▶ **Provided material**

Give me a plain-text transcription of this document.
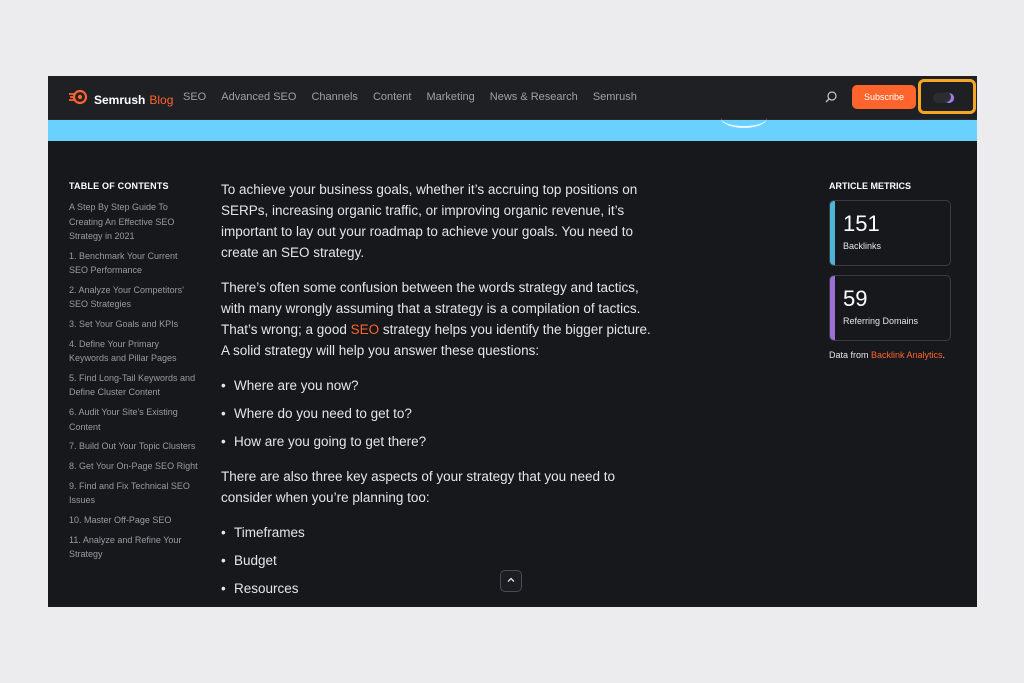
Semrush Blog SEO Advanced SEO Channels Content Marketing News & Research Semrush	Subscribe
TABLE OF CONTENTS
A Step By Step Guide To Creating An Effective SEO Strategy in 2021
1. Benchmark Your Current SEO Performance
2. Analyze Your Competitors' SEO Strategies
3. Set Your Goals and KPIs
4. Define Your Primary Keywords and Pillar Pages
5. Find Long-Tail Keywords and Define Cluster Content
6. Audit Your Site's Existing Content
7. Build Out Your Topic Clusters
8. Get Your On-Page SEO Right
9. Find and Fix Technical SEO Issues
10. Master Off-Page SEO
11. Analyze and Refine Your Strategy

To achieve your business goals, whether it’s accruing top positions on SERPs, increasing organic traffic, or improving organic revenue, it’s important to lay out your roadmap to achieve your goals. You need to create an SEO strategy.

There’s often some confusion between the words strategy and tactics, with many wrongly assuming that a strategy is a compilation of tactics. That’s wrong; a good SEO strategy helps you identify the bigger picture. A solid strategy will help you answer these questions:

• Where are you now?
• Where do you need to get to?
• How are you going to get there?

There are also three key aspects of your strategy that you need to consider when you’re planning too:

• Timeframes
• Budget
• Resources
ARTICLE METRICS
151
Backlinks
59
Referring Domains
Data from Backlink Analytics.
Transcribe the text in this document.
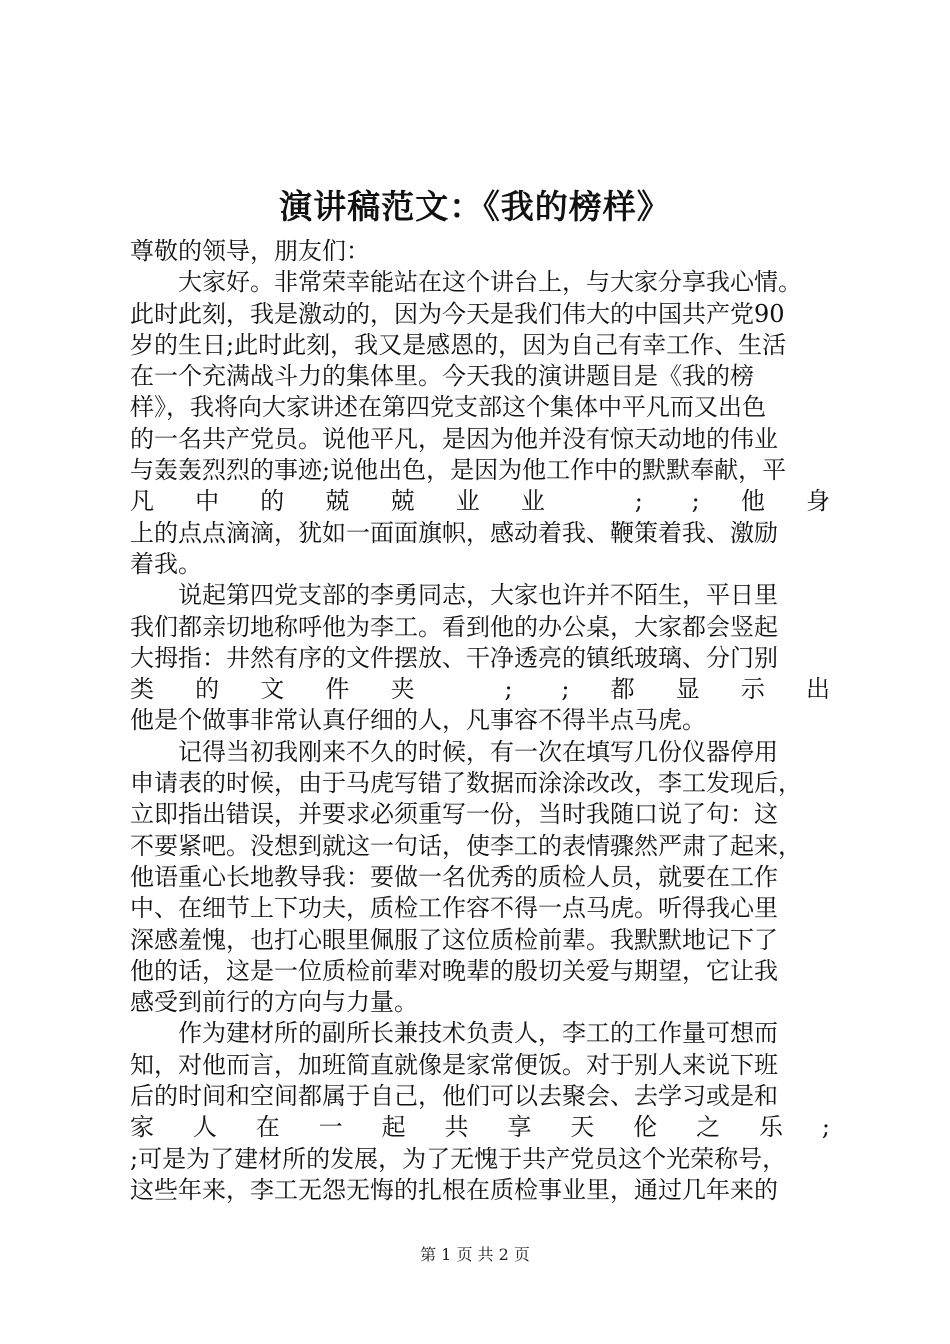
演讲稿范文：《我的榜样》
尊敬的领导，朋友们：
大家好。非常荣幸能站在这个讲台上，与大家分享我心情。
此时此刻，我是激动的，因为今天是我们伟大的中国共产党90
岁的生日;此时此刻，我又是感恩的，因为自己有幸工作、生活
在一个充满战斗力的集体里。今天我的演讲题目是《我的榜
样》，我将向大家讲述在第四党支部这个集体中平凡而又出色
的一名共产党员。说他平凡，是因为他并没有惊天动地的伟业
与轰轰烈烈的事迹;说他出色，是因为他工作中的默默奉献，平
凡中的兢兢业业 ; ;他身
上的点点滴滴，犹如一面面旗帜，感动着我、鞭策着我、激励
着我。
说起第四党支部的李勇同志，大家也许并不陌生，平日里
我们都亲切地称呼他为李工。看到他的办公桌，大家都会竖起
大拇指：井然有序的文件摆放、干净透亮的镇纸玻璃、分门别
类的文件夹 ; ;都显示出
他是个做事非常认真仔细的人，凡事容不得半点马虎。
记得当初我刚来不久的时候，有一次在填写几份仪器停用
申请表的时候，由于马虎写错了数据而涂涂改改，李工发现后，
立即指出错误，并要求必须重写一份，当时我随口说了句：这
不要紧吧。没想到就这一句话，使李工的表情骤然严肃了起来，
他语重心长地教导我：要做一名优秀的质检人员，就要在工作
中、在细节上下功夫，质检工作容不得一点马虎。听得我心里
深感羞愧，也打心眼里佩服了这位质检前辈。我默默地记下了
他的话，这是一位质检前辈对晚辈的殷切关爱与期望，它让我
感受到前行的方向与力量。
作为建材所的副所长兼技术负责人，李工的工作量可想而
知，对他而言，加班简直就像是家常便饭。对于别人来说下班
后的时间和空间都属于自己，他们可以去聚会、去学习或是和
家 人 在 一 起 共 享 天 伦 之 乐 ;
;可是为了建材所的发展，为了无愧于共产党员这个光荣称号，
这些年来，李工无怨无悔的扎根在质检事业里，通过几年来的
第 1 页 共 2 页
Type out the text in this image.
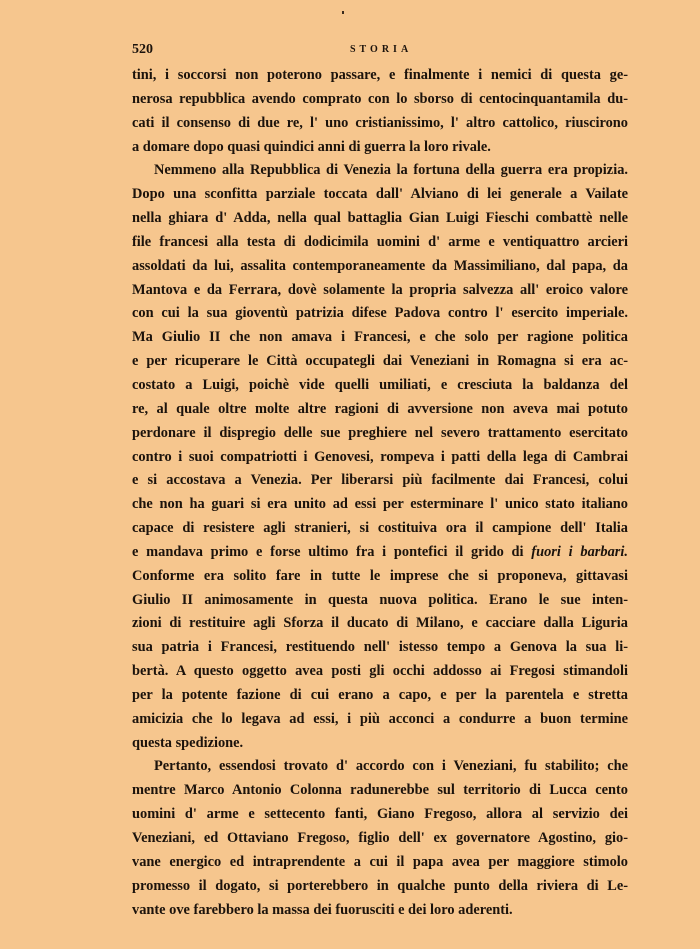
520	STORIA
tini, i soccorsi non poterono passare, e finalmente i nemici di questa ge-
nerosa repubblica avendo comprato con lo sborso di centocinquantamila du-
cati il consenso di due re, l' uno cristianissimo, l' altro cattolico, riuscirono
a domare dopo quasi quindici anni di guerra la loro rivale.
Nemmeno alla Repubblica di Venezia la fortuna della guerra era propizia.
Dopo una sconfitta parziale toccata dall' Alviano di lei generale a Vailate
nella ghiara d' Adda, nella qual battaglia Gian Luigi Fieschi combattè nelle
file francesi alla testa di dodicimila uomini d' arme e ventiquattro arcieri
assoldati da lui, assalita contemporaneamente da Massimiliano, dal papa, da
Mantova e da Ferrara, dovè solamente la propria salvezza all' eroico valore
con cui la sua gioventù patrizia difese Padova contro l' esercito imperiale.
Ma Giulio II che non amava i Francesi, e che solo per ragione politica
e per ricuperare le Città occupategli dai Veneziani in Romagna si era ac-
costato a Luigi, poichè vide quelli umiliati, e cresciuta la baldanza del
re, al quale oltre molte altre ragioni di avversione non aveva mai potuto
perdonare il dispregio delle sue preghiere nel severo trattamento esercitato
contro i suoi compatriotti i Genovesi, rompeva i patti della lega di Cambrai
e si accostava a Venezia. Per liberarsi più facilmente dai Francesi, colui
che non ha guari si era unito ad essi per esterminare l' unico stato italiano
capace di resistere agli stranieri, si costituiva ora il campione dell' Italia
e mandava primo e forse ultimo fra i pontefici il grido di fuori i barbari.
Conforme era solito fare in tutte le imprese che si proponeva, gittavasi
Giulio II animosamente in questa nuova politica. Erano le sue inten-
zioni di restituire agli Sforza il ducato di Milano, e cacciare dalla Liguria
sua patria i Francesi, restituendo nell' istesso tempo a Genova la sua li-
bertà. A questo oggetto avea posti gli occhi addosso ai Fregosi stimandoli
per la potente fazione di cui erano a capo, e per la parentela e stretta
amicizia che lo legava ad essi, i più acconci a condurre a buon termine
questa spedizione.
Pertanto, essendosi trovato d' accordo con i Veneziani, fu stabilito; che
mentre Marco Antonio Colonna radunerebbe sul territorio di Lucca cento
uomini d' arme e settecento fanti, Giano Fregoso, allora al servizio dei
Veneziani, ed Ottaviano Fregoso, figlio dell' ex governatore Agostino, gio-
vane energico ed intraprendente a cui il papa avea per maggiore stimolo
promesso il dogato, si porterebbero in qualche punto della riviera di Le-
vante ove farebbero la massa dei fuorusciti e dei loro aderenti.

▶ **The exercise**
Copy out each record shown above without alteration, skipping any picture.

▶ **Solution for this task**
Give me a plain-text transcription of this document.
Semrush Blog SEO Advanced SEO Channels Content Marketing News & Research Semrush	Subscribe
TABLE OF CONTENTS
A Step By Step Guide To Creating An Effective SEO Strategy in 2021
1. Benchmark Your Current SEO Performance
2. Analyze Your Competitors' SEO Strategies
3. Set Your Goals and KPIs
4. Define Your Primary Keywords and Pillar Pages
5. Find Long-Tail Keywords and Define Cluster Content
6. Audit Your Site's Existing Content
7. Build Out Your Topic Clusters
8. Get Your On-Page SEO Right
9. Find and Fix Technical SEO Issues
10. Master Off-Page SEO
11. Analyze and Refine Your Strategy

To achieve your business goals, whether it’s accruing top positions on SERPs, increasing organic traffic, or improving organic revenue, it’s important to lay out your roadmap to achieve your goals. You need to create an SEO strategy.

There’s often some confusion between the words strategy and tactics, with many wrongly assuming that a strategy is a compilation of tactics. That’s wrong; a good SEO strategy helps you identify the bigger picture. A solid strategy will help you answer these questions:

• Where are you now?
• Where do you need to get to?
• How are you going to get there?

There are also three key aspects of your strategy that you need to consider when you’re planning too:

• Timeframes
• Budget
• Resources
ARTICLE METRICS
151
Backlinks
59
Referring Domains
Data from Backlink Analytics.
Transcribe the text in this document.
演讲稿范文：《我的榜样》
尊敬的领导，朋友们：
大家好。非常荣幸能站在这个讲台上，与大家分享我心情。
此时此刻，我是激动的，因为今天是我们伟大的中国共产党90
岁的生日;此时此刻，我又是感恩的，因为自己有幸工作、生活
在一个充满战斗力的集体里。今天我的演讲题目是《我的榜
样》，我将向大家讲述在第四党支部这个集体中平凡而又出色
的一名共产党员。说他平凡，是因为他并没有惊天动地的伟业
与轰轰烈烈的事迹;说他出色，是因为他工作中的默默奉献，平
凡中的兢兢业业 ; ;他身
上的点点滴滴，犹如一面面旗帜，感动着我、鞭策着我、激励
着我。
说起第四党支部的李勇同志，大家也许并不陌生，平日里
我们都亲切地称呼他为李工。看到他的办公桌，大家都会竖起
大拇指：井然有序的文件摆放、干净透亮的镇纸玻璃、分门别
类的文件夹 ; ;都显示出
他是个做事非常认真仔细的人，凡事容不得半点马虎。
记得当初我刚来不久的时候，有一次在填写几份仪器停用
申请表的时候，由于马虎写错了数据而涂涂改改，李工发现后，
立即指出错误，并要求必须重写一份，当时我随口说了句：这
不要紧吧。没想到就这一句话，使李工的表情骤然严肃了起来，
他语重心长地教导我：要做一名优秀的质检人员，就要在工作
中、在细节上下功夫，质检工作容不得一点马虎。听得我心里
深感羞愧，也打心眼里佩服了这位质检前辈。我默默地记下了
他的话，这是一位质检前辈对晚辈的殷切关爱与期望，它让我
感受到前行的方向与力量。
作为建材所的副所长兼技术负责人，李工的工作量可想而
知，对他而言，加班简直就像是家常便饭。对于别人来说下班
后的时间和空间都属于自己，他们可以去聚会、去学习或是和
家 人 在 一 起 共 享 天 伦 之 乐 ;
;可是为了建材所的发展，为了无愧于共产党员这个光荣称号，
这些年来，李工无怨无悔的扎根在质检事业里，通过几年来的
第 1 页 共 2 页
Type out the text in this image.
520	STORIA
tini, i soccorsi non poterono passare, e finalmente i nemici di questa ge-
nerosa repubblica avendo comprato con lo sborso di centocinquantamila du-
cati il consenso di due re, l' uno cristianissimo, l' altro cattolico, riuscirono
a domare dopo quasi quindici anni di guerra la loro rivale.
Nemmeno alla Repubblica di Venezia la fortuna della guerra era propizia.
Dopo una sconfitta parziale toccata dall' Alviano di lei generale a Vailate
nella ghiara d' Adda, nella qual battaglia Gian Luigi Fieschi combattè nelle
file francesi alla testa di dodicimila uomini d' arme e ventiquattro arcieri
assoldati da lui, assalita contemporaneamente da Massimiliano, dal papa, da
Mantova e da Ferrara, dovè solamente la propria salvezza all' eroico valore
con cui la sua gioventù patrizia difese Padova contro l' esercito imperiale.
Ma Giulio II che non amava i Francesi, e che solo per ragione politica
e per ricuperare le Città occupategli dai Veneziani in Romagna si era ac-
costato a Luigi, poichè vide quelli umiliati, e cresciuta la baldanza del
re, al quale oltre molte altre ragioni di avversione non aveva mai potuto
perdonare il dispregio delle sue preghiere nel severo trattamento esercitato
contro i suoi compatriotti i Genovesi, rompeva i patti della lega di Cambrai
e si accostava a Venezia. Per liberarsi più facilmente dai Francesi, colui
che non ha guari si era unito ad essi per esterminare l' unico stato italiano
capace di resistere agli stranieri, si costituiva ora il campione dell' Italia
e mandava primo e forse ultimo fra i pontefici il grido di fuori i barbari.
Conforme era solito fare in tutte le imprese che si proponeva, gittavasi
Giulio II animosamente in questa nuova politica. Erano le sue inten-
zioni di restituire agli Sforza il ducato di Milano, e cacciare dalla Liguria
sua patria i Francesi, restituendo nell' istesso tempo a Genova la sua li-
bertà. A questo oggetto avea posti gli occhi addosso ai Fregosi stimandoli
per la potente fazione di cui erano a capo, e per la parentela e stretta
amicizia che lo legava ad essi, i più acconci a condurre a buon termine
questa spedizione.
Pertanto, essendosi trovato d' accordo con i Veneziani, fu stabilito; che
mentre Marco Antonio Colonna radunerebbe sul territorio di Lucca cento
uomini d' arme e settecento fanti, Giano Fregoso, allora al servizio dei
Veneziani, ed Ottaviano Fregoso, figlio dell' ex governatore Agostino, gio-
vane energico ed intraprendente a cui il papa avea per maggiore stimolo
promesso il dogato, si porterebbero in qualche punto della riviera di Le-
vante ove farebbero la massa dei fuorusciti e dei loro aderenti.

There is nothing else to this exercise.